### What is expected:
Leaving the pictures aside, transcribe every line below exactly.
[Start Given data]
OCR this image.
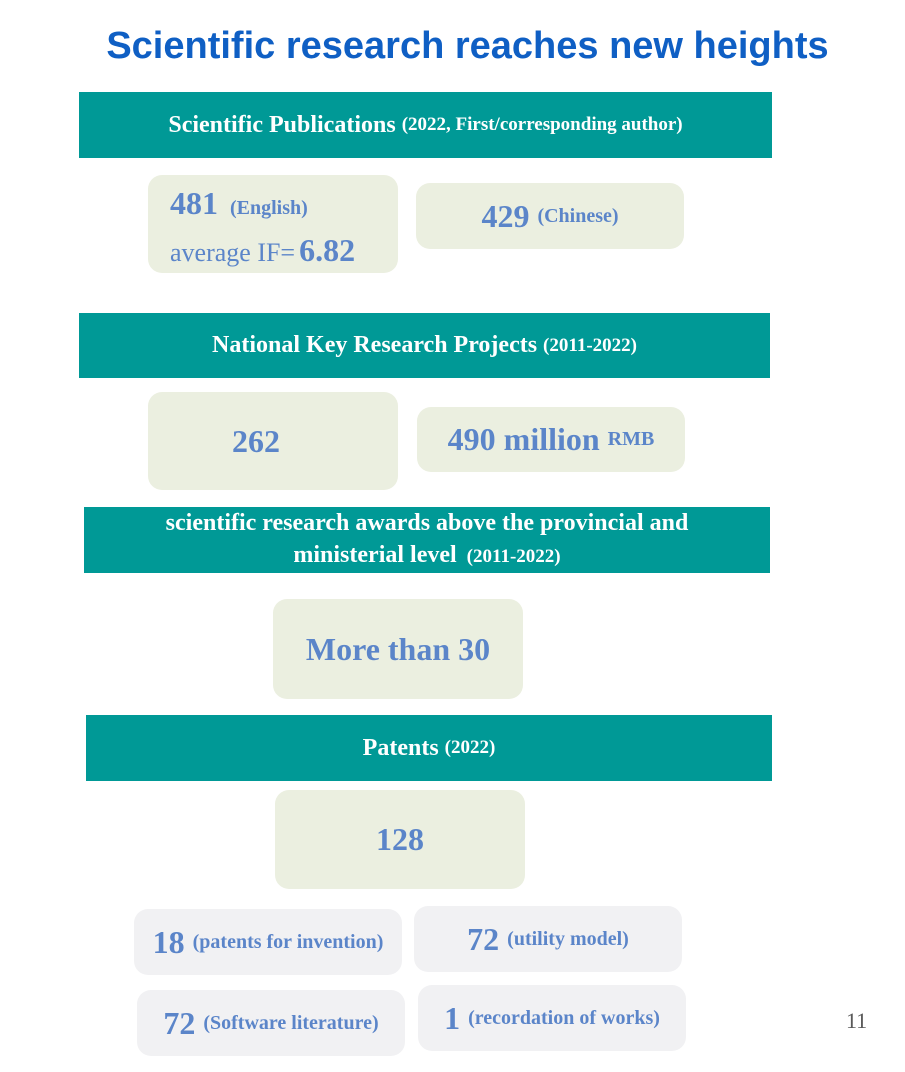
Scientific research reaches new heights
Scientific Publications (2022, First/corresponding author)
481 (English)
average IF= 6.82
429 (Chinese)
National Key Research Projects (2011-2022)
262	490 million RMB
scientific research awards above the provincial and
ministerial level (2011-2022)
More than 30
Patents (2022)
128
18 (patents for invention)	72 (utility model)
72 (Software literature) 1 (recordation of works)	11
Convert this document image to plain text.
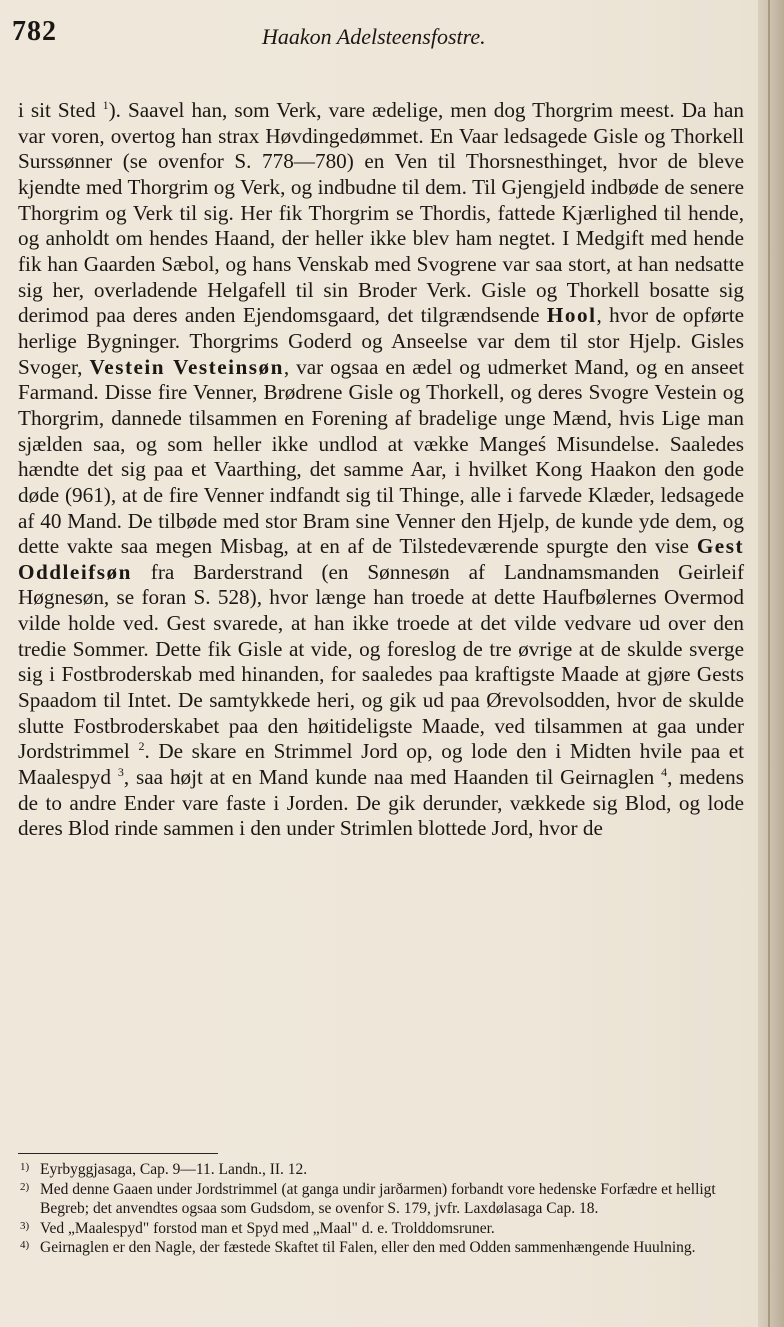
782	Haakon Adelsteensfostre.

i sit Sted $^1$). Saavel han, som Verk, vare ædelige, men dog Thorgrim meest. Da han var voren, overtog han strax Høvdingedømmet. En Vaar ledsagede Gisle og Thorkell Surssønner (se ovenfor S. 778—780) en Ven til Thorsnesthinget, hvor de bleve kjendte med Thorgrim og Verk, og indbudne til dem. Til Gjengjeld indbøde de senere Thorgrim og Verk til sig. Her fik Thorgrim se Thordis, fattede Kjærlighed til hende, og anholdt om hendes Haand, der heller ikke blev ham negtet. I Medgift med hende fik han Gaarden Sæbol, og hans Venskab med Svogrene var saa stort, at han nedsatte sig her, overladende Helgafell til sin Broder Verk. Gisle og Thorkell bosatte sig derimod paa deres anden Ejendomsgaard, det tilgrændsende Hool, hvor de opførte herlige Bygninger. Thorgrims Goderd og Anseelse var dem til stor Hjelp. Gisles Svoger, Vestein Vesteinsøn, var ogsaa en ædel og udmerket Mand, og en anseet Farmand. Disse fire Venner, Brødrene Gisle og Thorkell, og deres Svogre Vestein og Thorgrim, dannede tilsammen en Forening af bradelige unge Mænd, hvis Lige man sjælden saa, og som heller ikke undlod at vække Mangeś Misundelse. Saaledes hændte det sig paa et Vaarthing, det samme Aar, i hvilket Kong Haakon den gode døde (961), at de fire Venner indfandt sig til Thinge, alle i farvede Klæder, ledsagede af 40 Mand. De tilbøde med stor Bram sine Venner den Hjelp, de kunde yde dem, og dette vakte saa megen Misbag, at en af de Tilstedeværende spurgte den vise Gest Oddleifsøn fra Barderstrand (en Sønnesøn af Landnamsmanden Geirleif Høgnesøn, se foran S. 528), hvor længe han troede at dette Haufbølernes Overmod vilde holde ved. Gest svarede, at han ikke troede at det vilde vedvare ud over den tredie Sommer. Dette fik Gisle at vide, og foreslog de tre øvrige at de skulde sverge sig i Fostbroderskab med hinanden, for saaledes paa kraftigste Maade at gjøre Gests Spaadom til Intet. De samtykkede heri, og gik ud paa Ørevolsodden, hvor de skulde slutte Fostbroderskabet paa den høitideligste Maade, ved tilsammen at gaa under Jordstrimmel $^2$. De skare en Strimmel Jord op, og lode den i Midten hvile paa et Maalespyd $^3$, saa højt at en Mand kunde naa med Haanden til Geirnaglen $^4$, medens de to andre Ender vare faste i Jorden. De gik derunder, vækkede sig Blod, og lode deres Blod rinde sammen i den under Strimlen blottede Jord, hvor de

1) Eyrbyggjasaga, Cap. 9—11. Landn., II. 12.

2) Med denne Gaaen under Jordstrimmel (at ganga undir jarðarmen) forbandt vore hedenske Forfædre et helligt Begreb; det anvendtes ogsaa som Gudsdom, se ovenfor S. 179, jvfr. Laxdølasaga Cap. 18.

3) Ved „Maalespyd" forstod man et Spyd med „Maal" d. e. Trolddomsruner.

4) Geirnaglen er den Nagle, der fæstede Skaftet til Falen, eller den med Odden sammenhængende Huulning.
[End Given data]
### Written answer:
OCR this image.
Scientific research reaches new heights
Scientific Publications (2022, First/corresponding author)
481 (English)
average IF= 6.82
429 (Chinese)
National Key Research Projects (2011-2022)
262	490 million RMB
scientific research awards above the provincial and
ministerial level (2011-2022)
More than 30
Patents (2022)
128
18 (patents for invention)	72 (utility model)
72 (Software literature) 1 (recordation of works)	11
Convert this document image to plain text.
782	Haakon Adelsteensfostre.

i sit Sted $^1$). Saavel han, som Verk, vare ædelige, men dog Thorgrim meest. Da han var voren, overtog han strax Høvdingedømmet. En Vaar ledsagede Gisle og Thorkell Surssønner (se ovenfor S. 778—780) en Ven til Thorsnesthinget, hvor de bleve kjendte med Thorgrim og Verk, og indbudne til dem. Til Gjengjeld indbøde de senere Thorgrim og Verk til sig. Her fik Thorgrim se Thordis, fattede Kjærlighed til hende, og anholdt om hendes Haand, der heller ikke blev ham negtet. I Medgift med hende fik han Gaarden Sæbol, og hans Venskab med Svogrene var saa stort, at han nedsatte sig her, overladende Helgafell til sin Broder Verk. Gisle og Thorkell bosatte sig derimod paa deres anden Ejendomsgaard, det tilgrændsende Hool, hvor de opførte herlige Bygninger. Thorgrims Goderd og Anseelse var dem til stor Hjelp. Gisles Svoger, Vestein Vesteinsøn, var ogsaa en ædel og udmerket Mand, og en anseet Farmand. Disse fire Venner, Brødrene Gisle og Thorkell, og deres Svogre Vestein og Thorgrim, dannede tilsammen en Forening af bradelige unge Mænd, hvis Lige man sjælden saa, og som heller ikke undlod at vække Mangeś Misundelse. Saaledes hændte det sig paa et Vaarthing, det samme Aar, i hvilket Kong Haakon den gode døde (961), at de fire Venner indfandt sig til Thinge, alle i farvede Klæder, ledsagede af 40 Mand. De tilbøde med stor Bram sine Venner den Hjelp, de kunde yde dem, og dette vakte saa megen Misbag, at en af de Tilstedeværende spurgte den vise Gest Oddleifsøn fra Barderstrand (en Sønnesøn af Landnamsmanden Geirleif Høgnesøn, se foran S. 528), hvor længe han troede at dette Haufbølernes Overmod vilde holde ved. Gest svarede, at han ikke troede at det vilde vedvare ud over den tredie Sommer. Dette fik Gisle at vide, og foreslog de tre øvrige at de skulde sverge sig i Fostbroderskab med hinanden, for saaledes paa kraftigste Maade at gjøre Gests Spaadom til Intet. De samtykkede heri, og gik ud paa Ørevolsodden, hvor de skulde slutte Fostbroderskabet paa den høitideligste Maade, ved tilsammen at gaa under Jordstrimmel $^2$. De skare en Strimmel Jord op, og lode den i Midten hvile paa et Maalespyd $^3$, saa højt at en Mand kunde naa med Haanden til Geirnaglen $^4$, medens de to andre Ender vare faste i Jorden. De gik derunder, vækkede sig Blod, og lode deres Blod rinde sammen i den under Strimlen blottede Jord, hvor de

1) Eyrbyggjasaga, Cap. 9—11. Landn., II. 12.

2) Med denne Gaaen under Jordstrimmel (at ganga undir jarðarmen) forbandt vore hedenske Forfædre et helligt Begreb; det anvendtes ogsaa som Gudsdom, se ovenfor S. 179, jvfr. Laxdølasaga Cap. 18.

3) Ved „Maalespyd" forstod man et Spyd med „Maal" d. e. Trolddomsruner.

4) Geirnaglen er den Nagle, der fæstede Skaftet til Falen, eller den med Odden sammenhængende Huulning.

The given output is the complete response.